Page transcription dataset items:
□ □ □ □ □

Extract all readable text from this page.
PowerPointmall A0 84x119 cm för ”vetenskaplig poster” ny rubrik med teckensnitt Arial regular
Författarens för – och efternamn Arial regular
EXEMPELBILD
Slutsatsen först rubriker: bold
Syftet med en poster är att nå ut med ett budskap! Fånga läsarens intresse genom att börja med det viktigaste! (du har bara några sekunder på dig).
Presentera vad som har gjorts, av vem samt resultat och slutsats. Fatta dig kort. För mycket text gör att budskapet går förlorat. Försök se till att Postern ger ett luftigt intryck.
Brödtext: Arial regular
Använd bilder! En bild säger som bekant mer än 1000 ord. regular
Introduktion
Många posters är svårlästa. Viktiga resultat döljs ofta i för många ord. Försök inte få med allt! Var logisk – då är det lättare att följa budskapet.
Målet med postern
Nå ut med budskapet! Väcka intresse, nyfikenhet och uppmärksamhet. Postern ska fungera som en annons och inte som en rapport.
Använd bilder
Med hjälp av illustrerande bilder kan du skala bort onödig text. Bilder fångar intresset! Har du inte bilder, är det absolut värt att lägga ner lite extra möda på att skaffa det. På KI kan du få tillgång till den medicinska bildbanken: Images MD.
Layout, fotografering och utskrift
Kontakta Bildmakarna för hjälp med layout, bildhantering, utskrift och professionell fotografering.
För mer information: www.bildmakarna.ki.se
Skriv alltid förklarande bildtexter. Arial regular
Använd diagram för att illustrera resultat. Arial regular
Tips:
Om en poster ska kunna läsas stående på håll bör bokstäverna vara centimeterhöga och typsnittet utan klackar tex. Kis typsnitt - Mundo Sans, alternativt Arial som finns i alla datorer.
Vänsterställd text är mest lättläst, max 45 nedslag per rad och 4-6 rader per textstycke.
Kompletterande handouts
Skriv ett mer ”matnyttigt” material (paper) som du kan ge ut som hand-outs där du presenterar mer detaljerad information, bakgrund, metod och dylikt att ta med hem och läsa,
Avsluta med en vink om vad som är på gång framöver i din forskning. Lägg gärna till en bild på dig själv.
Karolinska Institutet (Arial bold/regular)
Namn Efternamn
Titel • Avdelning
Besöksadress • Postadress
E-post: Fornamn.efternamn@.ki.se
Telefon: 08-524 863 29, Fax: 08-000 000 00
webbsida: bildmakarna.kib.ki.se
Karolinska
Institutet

□ □ □ □ □

# Exercise aim
An exact repeat of all the entries above is required.

# Completed exercise
Extract all readable text from this page.
PowerPointmall A0 84x119 cm för ”vetenskaplig poster” ny rubrik med teckensnitt Arial regular
Författarens för – och efternamn Arial regular
EXEMPELBILD
Slutsatsen först rubriker: bold
Syftet med en poster är att nå ut med ett budskap! Fånga läsarens intresse genom att börja med det viktigaste! (du har bara några sekunder på dig).
Presentera vad som har gjorts, av vem samt resultat och slutsats. Fatta dig kort. För mycket text gör att budskapet går förlorat. Försök se till att Postern ger ett luftigt intryck.
Brödtext: Arial regular
Använd bilder! En bild säger som bekant mer än 1000 ord. regular
Introduktion
Många posters är svårlästa. Viktiga resultat döljs ofta i för många ord. Försök inte få med allt! Var logisk – då är det lättare att följa budskapet.
Målet med postern
Nå ut med budskapet! Väcka intresse, nyfikenhet och uppmärksamhet. Postern ska fungera som en annons och inte som en rapport.
Använd bilder
Med hjälp av illustrerande bilder kan du skala bort onödig text. Bilder fångar intresset! Har du inte bilder, är det absolut värt att lägga ner lite extra möda på att skaffa det. På KI kan du få tillgång till den medicinska bildbanken: Images MD.
Layout, fotografering och utskrift
Kontakta Bildmakarna för hjälp med layout, bildhantering, utskrift och professionell fotografering.
För mer information: www.bildmakarna.ki.se
Skriv alltid förklarande bildtexter. Arial regular
Använd diagram för att illustrera resultat. Arial regular
Tips:
Om en poster ska kunna läsas stående på håll bör bokstäverna vara centimeterhöga och typsnittet utan klackar tex. Kis typsnitt - Mundo Sans, alternativt Arial som finns i alla datorer.
Vänsterställd text är mest lättläst, max 45 nedslag per rad och 4-6 rader per textstycke.
Kompletterande handouts
Skriv ett mer ”matnyttigt” material (paper) som du kan ge ut som hand-outs där du presenterar mer detaljerad information, bakgrund, metod och dylikt att ta med hem och läsa,
Avsluta med en vink om vad som är på gång framöver i din forskning. Lägg gärna till en bild på dig själv.
Karolinska Institutet (Arial bold/regular)
Namn Efternamn
Titel • Avdelning
Besöksadress • Postadress
E-post: Fornamn.efternamn@.ki.se
Telefon: 08-524 863 29, Fax: 08-000 000 00
webbsida: bildmakarna.kib.ki.se
Karolinska
Institutet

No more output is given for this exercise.